*What you should do*
Check each line of the material below for "进行受力分析", then copy the ones that contain it.

*Provided entries*
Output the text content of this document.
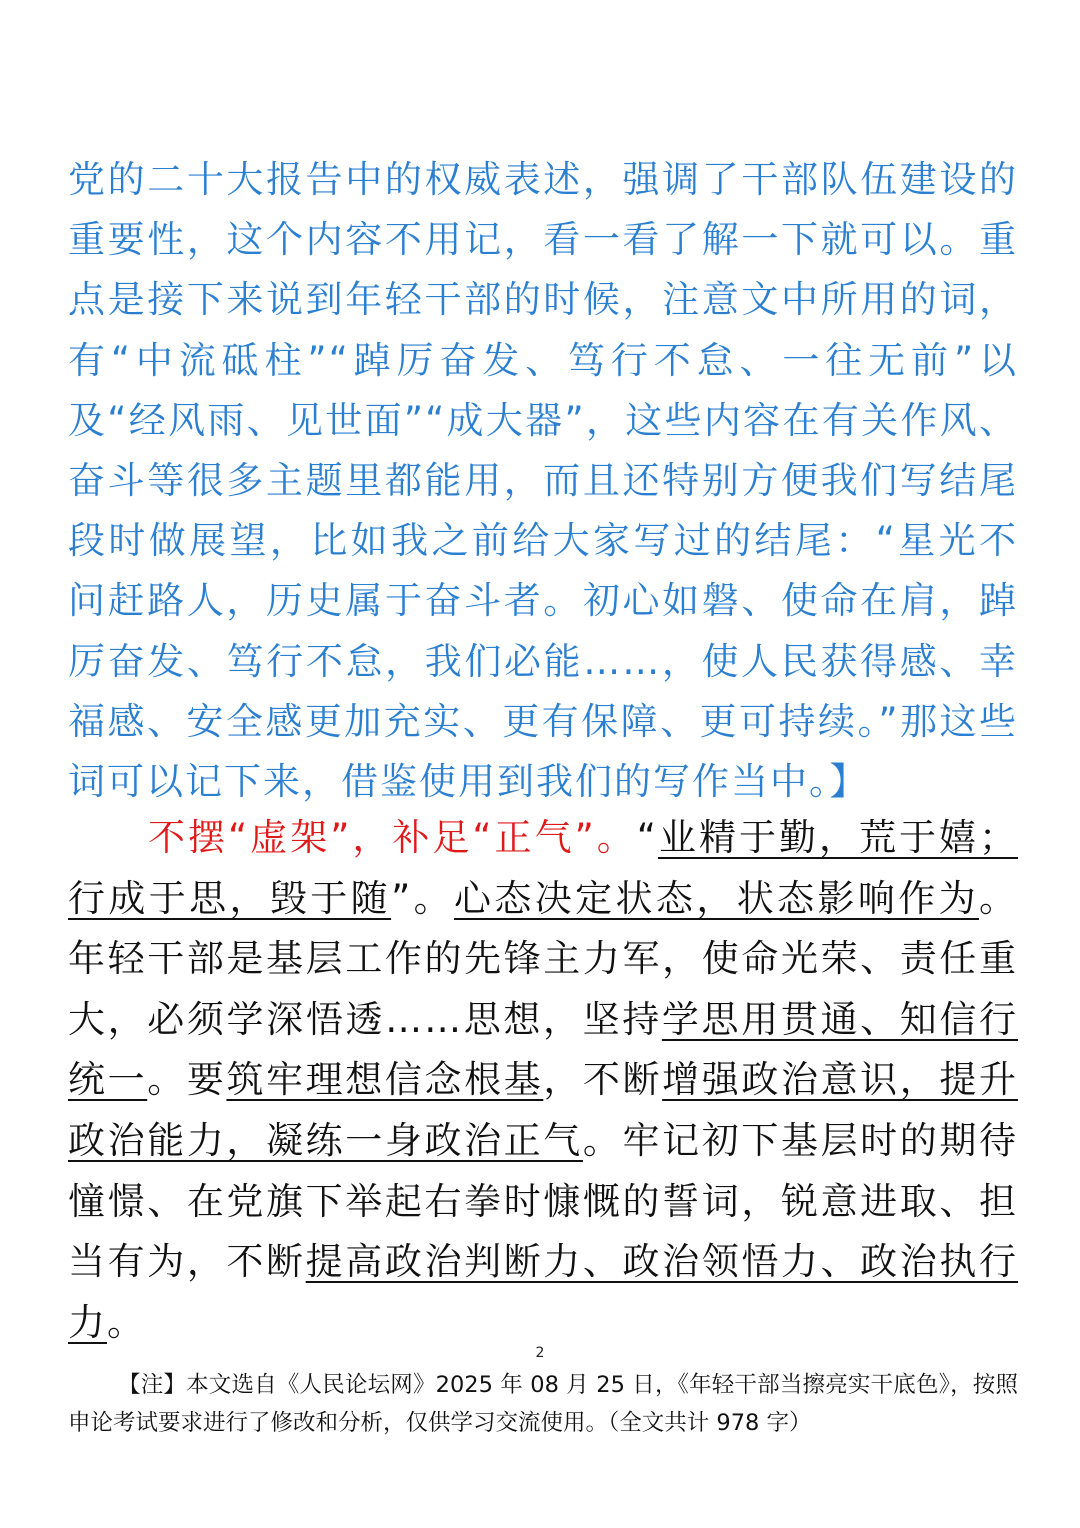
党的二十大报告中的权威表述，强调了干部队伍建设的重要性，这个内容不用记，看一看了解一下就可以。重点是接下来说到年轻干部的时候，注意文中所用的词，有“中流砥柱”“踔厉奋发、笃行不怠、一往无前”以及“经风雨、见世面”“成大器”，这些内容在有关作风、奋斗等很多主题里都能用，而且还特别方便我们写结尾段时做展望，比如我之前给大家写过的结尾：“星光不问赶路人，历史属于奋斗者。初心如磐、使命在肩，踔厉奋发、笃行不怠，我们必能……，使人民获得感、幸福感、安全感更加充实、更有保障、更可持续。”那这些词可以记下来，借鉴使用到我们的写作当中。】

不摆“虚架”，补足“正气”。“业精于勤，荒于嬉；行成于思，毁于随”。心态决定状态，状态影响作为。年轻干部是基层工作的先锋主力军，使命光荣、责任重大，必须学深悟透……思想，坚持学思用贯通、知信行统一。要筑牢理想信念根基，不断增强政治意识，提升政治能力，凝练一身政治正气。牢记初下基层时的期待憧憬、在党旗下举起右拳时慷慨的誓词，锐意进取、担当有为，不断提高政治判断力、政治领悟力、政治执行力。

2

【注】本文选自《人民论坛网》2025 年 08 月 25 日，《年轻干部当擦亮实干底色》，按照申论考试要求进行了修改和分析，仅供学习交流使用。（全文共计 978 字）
--
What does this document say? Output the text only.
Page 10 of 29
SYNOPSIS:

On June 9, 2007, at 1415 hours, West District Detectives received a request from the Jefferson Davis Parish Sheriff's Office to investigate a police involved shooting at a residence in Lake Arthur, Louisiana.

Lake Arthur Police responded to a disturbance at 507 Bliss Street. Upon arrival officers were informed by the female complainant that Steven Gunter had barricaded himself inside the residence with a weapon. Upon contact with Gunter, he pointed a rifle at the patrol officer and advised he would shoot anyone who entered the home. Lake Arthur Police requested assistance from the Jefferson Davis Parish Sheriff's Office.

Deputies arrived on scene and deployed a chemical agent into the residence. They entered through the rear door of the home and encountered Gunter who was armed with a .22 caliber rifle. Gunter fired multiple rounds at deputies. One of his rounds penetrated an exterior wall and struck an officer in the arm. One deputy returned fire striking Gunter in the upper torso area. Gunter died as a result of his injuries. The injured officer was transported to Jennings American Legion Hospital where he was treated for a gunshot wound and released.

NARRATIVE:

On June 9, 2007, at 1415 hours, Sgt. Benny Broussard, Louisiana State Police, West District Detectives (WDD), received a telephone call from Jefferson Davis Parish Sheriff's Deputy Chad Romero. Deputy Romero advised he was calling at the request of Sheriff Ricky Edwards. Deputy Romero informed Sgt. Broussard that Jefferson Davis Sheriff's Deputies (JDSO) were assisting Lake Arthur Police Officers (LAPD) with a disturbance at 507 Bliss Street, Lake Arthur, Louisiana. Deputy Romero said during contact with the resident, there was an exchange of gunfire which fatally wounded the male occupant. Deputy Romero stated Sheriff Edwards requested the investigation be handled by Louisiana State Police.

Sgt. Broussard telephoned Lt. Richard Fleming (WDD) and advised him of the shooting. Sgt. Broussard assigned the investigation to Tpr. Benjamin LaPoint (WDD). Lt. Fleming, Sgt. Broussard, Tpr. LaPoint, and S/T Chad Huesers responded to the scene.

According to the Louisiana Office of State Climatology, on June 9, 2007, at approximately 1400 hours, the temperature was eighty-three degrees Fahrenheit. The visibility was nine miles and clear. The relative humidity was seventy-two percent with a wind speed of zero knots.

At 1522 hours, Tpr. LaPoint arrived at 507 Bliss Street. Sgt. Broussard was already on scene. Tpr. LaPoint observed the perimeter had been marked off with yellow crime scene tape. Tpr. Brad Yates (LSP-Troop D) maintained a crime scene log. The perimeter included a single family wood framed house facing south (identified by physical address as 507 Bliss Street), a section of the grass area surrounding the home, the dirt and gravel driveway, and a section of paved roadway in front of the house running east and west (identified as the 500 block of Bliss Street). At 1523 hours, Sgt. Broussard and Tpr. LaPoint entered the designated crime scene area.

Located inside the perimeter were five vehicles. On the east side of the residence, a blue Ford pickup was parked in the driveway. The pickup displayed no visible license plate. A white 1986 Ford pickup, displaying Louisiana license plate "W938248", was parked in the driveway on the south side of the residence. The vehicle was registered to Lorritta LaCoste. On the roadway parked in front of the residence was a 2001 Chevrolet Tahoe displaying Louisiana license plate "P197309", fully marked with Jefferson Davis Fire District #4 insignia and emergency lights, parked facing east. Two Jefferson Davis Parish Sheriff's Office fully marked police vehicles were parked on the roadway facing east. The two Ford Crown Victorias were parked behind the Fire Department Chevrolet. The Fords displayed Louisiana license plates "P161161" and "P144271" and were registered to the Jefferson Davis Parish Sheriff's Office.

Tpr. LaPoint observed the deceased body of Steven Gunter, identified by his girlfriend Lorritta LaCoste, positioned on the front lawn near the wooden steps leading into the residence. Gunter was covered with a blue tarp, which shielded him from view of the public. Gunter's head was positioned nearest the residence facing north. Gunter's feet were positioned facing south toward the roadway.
---
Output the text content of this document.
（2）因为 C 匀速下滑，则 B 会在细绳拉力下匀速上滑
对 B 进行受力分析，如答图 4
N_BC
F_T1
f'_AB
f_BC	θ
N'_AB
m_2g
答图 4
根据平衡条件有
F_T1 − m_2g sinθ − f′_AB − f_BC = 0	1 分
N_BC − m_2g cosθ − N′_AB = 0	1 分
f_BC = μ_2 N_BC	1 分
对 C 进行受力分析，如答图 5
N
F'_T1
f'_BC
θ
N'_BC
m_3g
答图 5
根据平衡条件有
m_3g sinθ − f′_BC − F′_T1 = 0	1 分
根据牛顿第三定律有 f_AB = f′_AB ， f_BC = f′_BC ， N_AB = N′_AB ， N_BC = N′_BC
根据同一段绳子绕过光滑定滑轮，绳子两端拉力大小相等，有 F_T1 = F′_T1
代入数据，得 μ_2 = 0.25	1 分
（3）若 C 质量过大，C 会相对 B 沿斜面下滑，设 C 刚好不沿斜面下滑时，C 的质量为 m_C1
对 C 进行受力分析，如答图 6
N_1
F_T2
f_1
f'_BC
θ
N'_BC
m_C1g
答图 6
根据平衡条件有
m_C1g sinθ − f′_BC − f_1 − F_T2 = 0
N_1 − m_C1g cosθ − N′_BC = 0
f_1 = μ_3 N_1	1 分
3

*Written solution*
对 B 进行受力分析，如答图 4
对 C 进行受力分析，如答图 5
对 C 进行受力分析，如答图 6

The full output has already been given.